# START OF Provided records
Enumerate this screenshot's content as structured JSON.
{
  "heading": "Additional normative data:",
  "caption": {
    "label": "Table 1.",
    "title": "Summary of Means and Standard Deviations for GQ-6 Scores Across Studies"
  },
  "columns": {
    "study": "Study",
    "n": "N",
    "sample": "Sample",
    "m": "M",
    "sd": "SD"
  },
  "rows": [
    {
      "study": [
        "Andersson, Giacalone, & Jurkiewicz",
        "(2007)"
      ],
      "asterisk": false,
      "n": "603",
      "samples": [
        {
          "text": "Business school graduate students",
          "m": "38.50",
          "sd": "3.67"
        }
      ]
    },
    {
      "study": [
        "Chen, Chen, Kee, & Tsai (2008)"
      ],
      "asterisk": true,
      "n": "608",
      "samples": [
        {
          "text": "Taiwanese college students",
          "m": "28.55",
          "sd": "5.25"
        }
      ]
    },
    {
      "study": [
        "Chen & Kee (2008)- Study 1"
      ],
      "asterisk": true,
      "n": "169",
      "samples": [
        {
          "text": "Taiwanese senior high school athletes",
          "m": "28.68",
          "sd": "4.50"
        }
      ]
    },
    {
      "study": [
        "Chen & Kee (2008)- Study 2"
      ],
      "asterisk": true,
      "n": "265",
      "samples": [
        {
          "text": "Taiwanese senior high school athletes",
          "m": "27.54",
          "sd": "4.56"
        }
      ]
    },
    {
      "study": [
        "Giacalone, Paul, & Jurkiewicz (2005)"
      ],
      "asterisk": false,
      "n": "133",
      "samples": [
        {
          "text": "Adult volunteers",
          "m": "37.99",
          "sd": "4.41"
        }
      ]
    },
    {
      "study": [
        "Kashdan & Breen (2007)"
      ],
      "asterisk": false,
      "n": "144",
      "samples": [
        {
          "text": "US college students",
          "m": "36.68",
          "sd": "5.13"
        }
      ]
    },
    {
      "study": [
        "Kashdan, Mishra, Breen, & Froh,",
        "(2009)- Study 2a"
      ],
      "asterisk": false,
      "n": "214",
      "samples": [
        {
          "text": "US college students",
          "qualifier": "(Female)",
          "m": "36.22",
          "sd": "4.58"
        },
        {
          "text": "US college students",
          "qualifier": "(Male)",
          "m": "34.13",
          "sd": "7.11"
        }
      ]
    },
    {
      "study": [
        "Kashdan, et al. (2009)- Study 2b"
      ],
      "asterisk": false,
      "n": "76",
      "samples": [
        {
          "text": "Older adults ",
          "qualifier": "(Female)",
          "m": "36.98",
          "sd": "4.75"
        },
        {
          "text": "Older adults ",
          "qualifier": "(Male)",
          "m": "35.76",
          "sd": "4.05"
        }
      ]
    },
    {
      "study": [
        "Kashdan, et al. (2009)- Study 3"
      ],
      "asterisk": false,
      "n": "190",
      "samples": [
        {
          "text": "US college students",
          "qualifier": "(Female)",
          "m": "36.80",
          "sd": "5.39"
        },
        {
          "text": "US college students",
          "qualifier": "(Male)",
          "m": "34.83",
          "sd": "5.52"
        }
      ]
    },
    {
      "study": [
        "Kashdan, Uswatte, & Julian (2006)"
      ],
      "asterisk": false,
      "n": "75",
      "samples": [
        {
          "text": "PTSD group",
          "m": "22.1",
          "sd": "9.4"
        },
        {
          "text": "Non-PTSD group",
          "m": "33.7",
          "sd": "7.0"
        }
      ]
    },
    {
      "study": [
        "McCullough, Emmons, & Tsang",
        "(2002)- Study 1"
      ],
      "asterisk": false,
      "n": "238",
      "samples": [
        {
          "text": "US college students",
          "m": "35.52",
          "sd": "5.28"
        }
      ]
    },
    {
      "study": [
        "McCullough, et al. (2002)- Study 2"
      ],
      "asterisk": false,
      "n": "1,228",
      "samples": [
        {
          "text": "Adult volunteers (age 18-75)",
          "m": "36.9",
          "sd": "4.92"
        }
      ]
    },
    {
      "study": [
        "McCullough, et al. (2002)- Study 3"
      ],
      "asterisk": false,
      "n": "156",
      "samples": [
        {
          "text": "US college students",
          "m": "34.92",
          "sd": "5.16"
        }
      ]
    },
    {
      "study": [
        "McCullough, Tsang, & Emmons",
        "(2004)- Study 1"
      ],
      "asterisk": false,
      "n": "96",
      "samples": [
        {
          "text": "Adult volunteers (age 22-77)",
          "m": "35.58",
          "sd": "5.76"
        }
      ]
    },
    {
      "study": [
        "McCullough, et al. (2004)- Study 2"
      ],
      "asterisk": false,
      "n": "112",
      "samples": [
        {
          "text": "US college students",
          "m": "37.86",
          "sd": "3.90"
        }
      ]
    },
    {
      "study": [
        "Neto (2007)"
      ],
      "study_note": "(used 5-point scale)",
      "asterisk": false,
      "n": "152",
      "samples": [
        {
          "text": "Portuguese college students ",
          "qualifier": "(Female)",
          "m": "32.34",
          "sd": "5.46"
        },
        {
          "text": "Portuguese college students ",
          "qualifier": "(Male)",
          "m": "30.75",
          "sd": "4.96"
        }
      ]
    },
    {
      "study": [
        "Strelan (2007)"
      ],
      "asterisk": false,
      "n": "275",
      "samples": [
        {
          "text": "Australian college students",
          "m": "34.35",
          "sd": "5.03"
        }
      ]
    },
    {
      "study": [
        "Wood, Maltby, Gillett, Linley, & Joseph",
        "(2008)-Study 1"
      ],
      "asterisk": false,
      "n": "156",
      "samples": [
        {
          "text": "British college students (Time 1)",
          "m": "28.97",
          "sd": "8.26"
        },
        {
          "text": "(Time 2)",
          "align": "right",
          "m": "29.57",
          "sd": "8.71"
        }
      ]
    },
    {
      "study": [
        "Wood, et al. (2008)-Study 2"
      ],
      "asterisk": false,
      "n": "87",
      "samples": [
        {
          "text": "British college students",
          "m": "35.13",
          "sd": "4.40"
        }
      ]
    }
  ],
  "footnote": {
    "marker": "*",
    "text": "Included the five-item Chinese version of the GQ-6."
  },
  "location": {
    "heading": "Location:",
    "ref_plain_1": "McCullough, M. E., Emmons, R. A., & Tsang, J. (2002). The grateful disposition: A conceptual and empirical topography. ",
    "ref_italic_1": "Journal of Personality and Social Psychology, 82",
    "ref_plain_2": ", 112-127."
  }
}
# END OF Provided records
Task details: Go through the listing and print each line exactly as it appears.

Response below:
Enumerate this screenshot's content as structured JSON.
{
  "heading": "Additional normative data:",
  "caption": {
    "label": "Table 1.",
    "title": "Summary of Means and Standard Deviations for GQ-6 Scores Across Studies"
  },
  "columns": {
    "study": "Study",
    "n": "N",
    "sample": "Sample",
    "m": "M",
    "sd": "SD"
  },
  "rows": [
    {
      "study": [
        "Andersson, Giacalone, & Jurkiewicz",
        "(2007)"
      ],
      "asterisk": false,
      "n": "603",
      "samples": [
        {
          "text": "Business school graduate students",
          "m": "38.50",
          "sd": "3.67"
        }
      ]
    },
    {
      "study": [
        "Chen, Chen, Kee, & Tsai (2008)"
      ],
      "asterisk": true,
      "n": "608",
      "samples": [
        {
          "text": "Taiwanese college students",
          "m": "28.55",
          "sd": "5.25"
        }
      ]
    },
    {
      "study": [
        "Chen & Kee (2008)- Study 1"
      ],
      "asterisk": true,
      "n": "169",
      "samples": [
        {
          "text": "Taiwanese senior high school athletes",
          "m": "28.68",
          "sd": "4.50"
        }
      ]
    },
    {
      "study": [
        "Chen & Kee (2008)- Study 2"
      ],
      "asterisk": true,
      "n": "265",
      "samples": [
        {
          "text": "Taiwanese senior high school athletes",
          "m": "27.54",
          "sd": "4.56"
        }
      ]
    },
    {
      "study": [
        "Giacalone, Paul, & Jurkiewicz (2005)"
      ],
      "asterisk": false,
      "n": "133",
      "samples": [
        {
          "text": "Adult volunteers",
          "m": "37.99",
          "sd": "4.41"
        }
      ]
    },
    {
      "study": [
        "Kashdan & Breen (2007)"
      ],
      "asterisk": false,
      "n": "144",
      "samples": [
        {
          "text": "US college students",
          "m": "36.68",
          "sd": "5.13"
        }
      ]
    },
    {
      "study": [
        "Kashdan, Mishra, Breen, & Froh,",
        "(2009)- Study 2a"
      ],
      "asterisk": false,
      "n": "214",
      "samples": [
        {
          "text": "US college students",
          "qualifier": "(Female)",
          "m": "36.22",
          "sd": "4.58"
        },
        {
          "text": "US college students",
          "qualifier": "(Male)",
          "m": "34.13",
          "sd": "7.11"
        }
      ]
    },
    {
      "study": [
        "Kashdan, et al. (2009)- Study 2b"
      ],
      "asterisk": false,
      "n": "76",
      "samples": [
        {
          "text": "Older adults ",
          "qualifier": "(Female)",
          "m": "36.98",
          "sd": "4.75"
        },
        {
          "text": "Older adults ",
          "qualifier": "(Male)",
          "m": "35.76",
          "sd": "4.05"
        }
      ]
    },
    {
      "study": [
        "Kashdan, et al. (2009)- Study 3"
      ],
      "asterisk": false,
      "n": "190",
      "samples": [
        {
          "text": "US college students",
          "qualifier": "(Female)",
          "m": "36.80",
          "sd": "5.39"
        },
        {
          "text": "US college students",
          "qualifier": "(Male)",
          "m": "34.83",
          "sd": "5.52"
        }
      ]
    },
    {
      "study": [
        "Kashdan, Uswatte, & Julian (2006)"
      ],
      "asterisk": false,
      "n": "75",
      "samples": [
        {
          "text": "PTSD group",
          "m": "22.1",
          "sd": "9.4"
        },
        {
          "text": "Non-PTSD group",
          "m": "33.7",
          "sd": "7.0"
        }
      ]
    },
    {
      "study": [
        "McCullough, Emmons, & Tsang",
        "(2002)- Study 1"
      ],
      "asterisk": false,
      "n": "238",
      "samples": [
        {
          "text": "US college students",
          "m": "35.52",
          "sd": "5.28"
        }
      ]
    },
    {
      "study": [
        "McCullough, et al. (2002)- Study 2"
      ],
      "asterisk": false,
      "n": "1,228",
      "samples": [
        {
          "text": "Adult volunteers (age 18-75)",
          "m": "36.9",
          "sd": "4.92"
        }
      ]
    },
    {
      "study": [
        "McCullough, et al. (2002)- Study 3"
      ],
      "asterisk": false,
      "n": "156",
      "samples": [
        {
          "text": "US college students",
          "m": "34.92",
          "sd": "5.16"
        }
      ]
    },
    {
      "study": [
        "McCullough, Tsang, & Emmons",
        "(2004)- Study 1"
      ],
      "asterisk": false,
      "n": "96",
      "samples": [
        {
          "text": "Adult volunteers (age 22-77)",
          "m": "35.58",
          "sd": "5.76"
        }
      ]
    },
    {
      "study": [
        "McCullough, et al. (2004)- Study 2"
      ],
      "asterisk": false,
      "n": "112",
      "samples": [
        {
          "text": "US college students",
          "m": "37.86",
          "sd": "3.90"
        }
      ]
    },
    {
      "study": [
        "Neto (2007)"
      ],
      "study_note": "(used 5-point scale)",
      "asterisk": false,
      "n": "152",
      "samples": [
        {
          "text": "Portuguese college students ",
          "qualifier": "(Female)",
          "m": "32.34",
          "sd": "5.46"
        },
        {
          "text": "Portuguese college students ",
          "qualifier": "(Male)",
          "m": "30.75",
          "sd": "4.96"
        }
      ]
    },
    {
      "study": [
        "Strelan (2007)"
      ],
      "asterisk": false,
      "n": "275",
      "samples": [
        {
          "text": "Australian college students",
          "m": "34.35",
          "sd": "5.03"
        }
      ]
    },
    {
      "study": [
        "Wood, Maltby, Gillett, Linley, & Joseph",
        "(2008)-Study 1"
      ],
      "asterisk": false,
      "n": "156",
      "samples": [
        {
          "text": "British college students (Time 1)",
          "m": "28.97",
          "sd": "8.26"
        },
        {
          "text": "(Time 2)",
          "align": "right",
          "m": "29.57",
          "sd": "8.71"
        }
      ]
    },
    {
      "study": [
        "Wood, et al. (2008)-Study 2"
      ],
      "asterisk": false,
      "n": "87",
      "samples": [
        {
          "text": "British college students",
          "m": "35.13",
          "sd": "4.40"
        }
      ]
    }
  ],
  "footnote": {
    "marker": "*",
    "text": "Included the five-item Chinese version of the GQ-6."
  },
  "location": {
    "heading": "Location:",
    "ref_plain_1": "McCullough, M. E., Emmons, R. A., & Tsang, J. (2002). The grateful disposition: A conceptual and empirical topography. ",
    "ref_italic_1": "Journal of Personality and Social Psychology, 82",
    "ref_plain_2": ", 112-127."
  }
}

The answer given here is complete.